## START Data provided

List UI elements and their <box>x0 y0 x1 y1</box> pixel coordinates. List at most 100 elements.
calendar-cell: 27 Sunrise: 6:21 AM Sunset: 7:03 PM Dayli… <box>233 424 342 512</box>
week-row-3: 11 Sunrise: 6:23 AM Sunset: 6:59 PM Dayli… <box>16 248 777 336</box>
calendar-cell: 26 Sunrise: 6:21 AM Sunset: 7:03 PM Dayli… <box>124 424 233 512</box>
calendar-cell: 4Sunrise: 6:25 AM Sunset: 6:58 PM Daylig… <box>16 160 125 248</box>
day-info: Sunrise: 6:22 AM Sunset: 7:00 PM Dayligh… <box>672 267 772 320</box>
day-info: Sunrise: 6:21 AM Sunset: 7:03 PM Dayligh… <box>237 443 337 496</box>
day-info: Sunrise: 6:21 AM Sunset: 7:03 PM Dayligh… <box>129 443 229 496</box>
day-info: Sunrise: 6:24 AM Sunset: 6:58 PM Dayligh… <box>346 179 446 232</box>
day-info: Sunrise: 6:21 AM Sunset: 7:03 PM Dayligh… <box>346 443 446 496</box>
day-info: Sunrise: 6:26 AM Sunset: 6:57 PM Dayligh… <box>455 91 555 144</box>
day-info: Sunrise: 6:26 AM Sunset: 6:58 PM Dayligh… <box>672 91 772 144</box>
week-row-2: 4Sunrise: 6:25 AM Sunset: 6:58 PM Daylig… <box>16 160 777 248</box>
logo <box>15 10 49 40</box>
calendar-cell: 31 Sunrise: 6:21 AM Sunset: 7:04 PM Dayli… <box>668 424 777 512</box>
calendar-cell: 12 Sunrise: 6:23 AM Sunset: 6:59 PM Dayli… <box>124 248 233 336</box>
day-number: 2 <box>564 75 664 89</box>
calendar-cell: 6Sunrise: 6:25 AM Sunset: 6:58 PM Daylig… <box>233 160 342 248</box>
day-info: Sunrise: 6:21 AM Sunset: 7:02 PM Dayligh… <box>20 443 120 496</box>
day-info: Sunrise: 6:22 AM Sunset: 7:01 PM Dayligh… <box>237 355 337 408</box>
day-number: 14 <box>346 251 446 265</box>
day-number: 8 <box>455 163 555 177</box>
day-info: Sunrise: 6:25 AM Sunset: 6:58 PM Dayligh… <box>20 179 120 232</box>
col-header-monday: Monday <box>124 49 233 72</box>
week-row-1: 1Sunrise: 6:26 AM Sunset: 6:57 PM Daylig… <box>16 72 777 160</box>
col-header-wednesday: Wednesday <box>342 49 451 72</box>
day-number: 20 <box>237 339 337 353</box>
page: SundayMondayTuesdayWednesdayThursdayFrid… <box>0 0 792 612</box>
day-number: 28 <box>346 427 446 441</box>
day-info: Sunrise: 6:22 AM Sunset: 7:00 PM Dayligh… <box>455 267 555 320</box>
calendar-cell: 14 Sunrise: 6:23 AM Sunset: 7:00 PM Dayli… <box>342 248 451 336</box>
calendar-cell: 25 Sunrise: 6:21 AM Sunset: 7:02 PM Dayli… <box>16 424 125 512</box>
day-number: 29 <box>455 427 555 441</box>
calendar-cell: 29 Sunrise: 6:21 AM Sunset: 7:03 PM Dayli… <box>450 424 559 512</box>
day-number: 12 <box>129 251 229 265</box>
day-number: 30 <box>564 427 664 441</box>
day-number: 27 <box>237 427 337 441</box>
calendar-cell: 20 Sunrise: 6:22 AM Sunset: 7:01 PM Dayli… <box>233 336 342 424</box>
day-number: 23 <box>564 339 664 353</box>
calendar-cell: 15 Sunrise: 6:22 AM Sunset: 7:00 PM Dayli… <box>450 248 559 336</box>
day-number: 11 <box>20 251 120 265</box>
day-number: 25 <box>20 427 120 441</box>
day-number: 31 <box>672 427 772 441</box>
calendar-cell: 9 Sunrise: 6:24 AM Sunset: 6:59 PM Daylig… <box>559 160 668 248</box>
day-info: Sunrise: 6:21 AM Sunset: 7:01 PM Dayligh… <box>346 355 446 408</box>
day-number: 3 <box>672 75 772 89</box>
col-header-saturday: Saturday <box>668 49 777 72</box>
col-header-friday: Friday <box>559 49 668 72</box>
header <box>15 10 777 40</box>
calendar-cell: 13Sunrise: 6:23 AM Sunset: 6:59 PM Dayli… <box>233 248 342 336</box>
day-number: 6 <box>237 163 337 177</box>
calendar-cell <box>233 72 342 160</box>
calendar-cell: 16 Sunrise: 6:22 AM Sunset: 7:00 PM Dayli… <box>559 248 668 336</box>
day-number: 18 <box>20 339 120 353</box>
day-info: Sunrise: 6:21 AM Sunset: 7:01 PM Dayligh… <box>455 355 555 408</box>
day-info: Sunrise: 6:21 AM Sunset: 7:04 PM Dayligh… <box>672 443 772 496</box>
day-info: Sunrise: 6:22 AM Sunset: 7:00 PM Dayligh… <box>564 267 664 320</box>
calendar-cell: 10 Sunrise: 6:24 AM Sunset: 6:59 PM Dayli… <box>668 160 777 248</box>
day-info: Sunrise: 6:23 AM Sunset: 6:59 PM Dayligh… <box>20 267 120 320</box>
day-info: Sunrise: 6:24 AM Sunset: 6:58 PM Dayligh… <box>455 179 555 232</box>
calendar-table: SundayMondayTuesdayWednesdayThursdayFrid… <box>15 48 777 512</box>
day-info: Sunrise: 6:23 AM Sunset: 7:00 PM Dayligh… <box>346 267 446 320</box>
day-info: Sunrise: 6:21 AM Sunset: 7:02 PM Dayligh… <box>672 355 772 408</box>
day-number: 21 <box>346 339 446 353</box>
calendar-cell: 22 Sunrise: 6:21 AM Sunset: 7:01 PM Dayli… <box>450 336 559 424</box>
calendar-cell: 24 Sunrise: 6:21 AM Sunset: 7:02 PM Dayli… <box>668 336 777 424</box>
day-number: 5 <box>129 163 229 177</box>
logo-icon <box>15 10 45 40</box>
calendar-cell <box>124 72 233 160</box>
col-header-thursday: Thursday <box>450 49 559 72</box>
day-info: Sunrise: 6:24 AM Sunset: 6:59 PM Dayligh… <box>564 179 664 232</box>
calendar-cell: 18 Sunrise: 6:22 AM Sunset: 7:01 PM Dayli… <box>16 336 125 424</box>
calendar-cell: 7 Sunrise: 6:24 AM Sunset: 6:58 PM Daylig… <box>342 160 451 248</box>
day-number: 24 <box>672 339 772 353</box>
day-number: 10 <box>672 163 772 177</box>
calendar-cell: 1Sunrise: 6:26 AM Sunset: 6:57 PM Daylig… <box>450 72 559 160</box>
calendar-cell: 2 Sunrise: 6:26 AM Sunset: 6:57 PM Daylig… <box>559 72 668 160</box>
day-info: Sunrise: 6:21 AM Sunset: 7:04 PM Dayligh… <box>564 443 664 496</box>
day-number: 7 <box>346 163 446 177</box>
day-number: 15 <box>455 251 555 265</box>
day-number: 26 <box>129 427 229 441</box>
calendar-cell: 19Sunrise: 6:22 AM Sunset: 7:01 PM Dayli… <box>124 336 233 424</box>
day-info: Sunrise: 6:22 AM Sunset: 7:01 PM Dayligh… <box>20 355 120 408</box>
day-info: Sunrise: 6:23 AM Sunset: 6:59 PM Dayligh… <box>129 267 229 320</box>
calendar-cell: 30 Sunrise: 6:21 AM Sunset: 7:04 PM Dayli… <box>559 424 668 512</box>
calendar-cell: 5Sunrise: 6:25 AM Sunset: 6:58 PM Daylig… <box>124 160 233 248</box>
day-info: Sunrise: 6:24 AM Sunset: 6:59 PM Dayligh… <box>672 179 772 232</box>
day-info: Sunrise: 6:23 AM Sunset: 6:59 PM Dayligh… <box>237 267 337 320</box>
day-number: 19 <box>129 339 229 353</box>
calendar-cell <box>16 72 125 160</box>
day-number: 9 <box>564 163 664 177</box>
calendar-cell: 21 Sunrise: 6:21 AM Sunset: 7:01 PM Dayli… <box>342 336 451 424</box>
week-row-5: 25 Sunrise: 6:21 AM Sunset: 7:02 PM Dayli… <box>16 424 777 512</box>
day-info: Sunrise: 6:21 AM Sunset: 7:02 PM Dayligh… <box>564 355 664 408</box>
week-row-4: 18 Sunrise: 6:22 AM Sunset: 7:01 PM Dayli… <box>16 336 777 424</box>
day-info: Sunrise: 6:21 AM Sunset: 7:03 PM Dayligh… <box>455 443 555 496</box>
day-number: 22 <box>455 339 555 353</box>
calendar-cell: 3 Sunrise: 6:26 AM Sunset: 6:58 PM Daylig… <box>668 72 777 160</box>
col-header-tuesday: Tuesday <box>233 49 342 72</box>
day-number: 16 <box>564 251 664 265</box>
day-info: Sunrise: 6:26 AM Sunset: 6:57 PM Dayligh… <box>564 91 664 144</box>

## END Data provided

** Work to do **
Please copy the records word for word, from the first line through the line that contains "day-info: Sunrise: 6:22 AM Sunset: 7:00 PM Dayligh… <box>672", and include both of those lines.

** Solution **
List UI elements and their <box>x0 y0 x1 y1</box> pixel coordinates. List at most 100 elements.
calendar-cell: 27 Sunrise: 6:21 AM Sunset: 7:03 PM Dayli… <box>233 424 342 512</box>
week-row-3: 11 Sunrise: 6:23 AM Sunset: 6:59 PM Dayli… <box>16 248 777 336</box>
calendar-cell: 26 Sunrise: 6:21 AM Sunset: 7:03 PM Dayli… <box>124 424 233 512</box>
calendar-cell: 4Sunrise: 6:25 AM Sunset: 6:58 PM Daylig… <box>16 160 125 248</box>
day-info: Sunrise: 6:22 AM Sunset: 7:00 PM Dayligh… <box>672 267 772 320</box>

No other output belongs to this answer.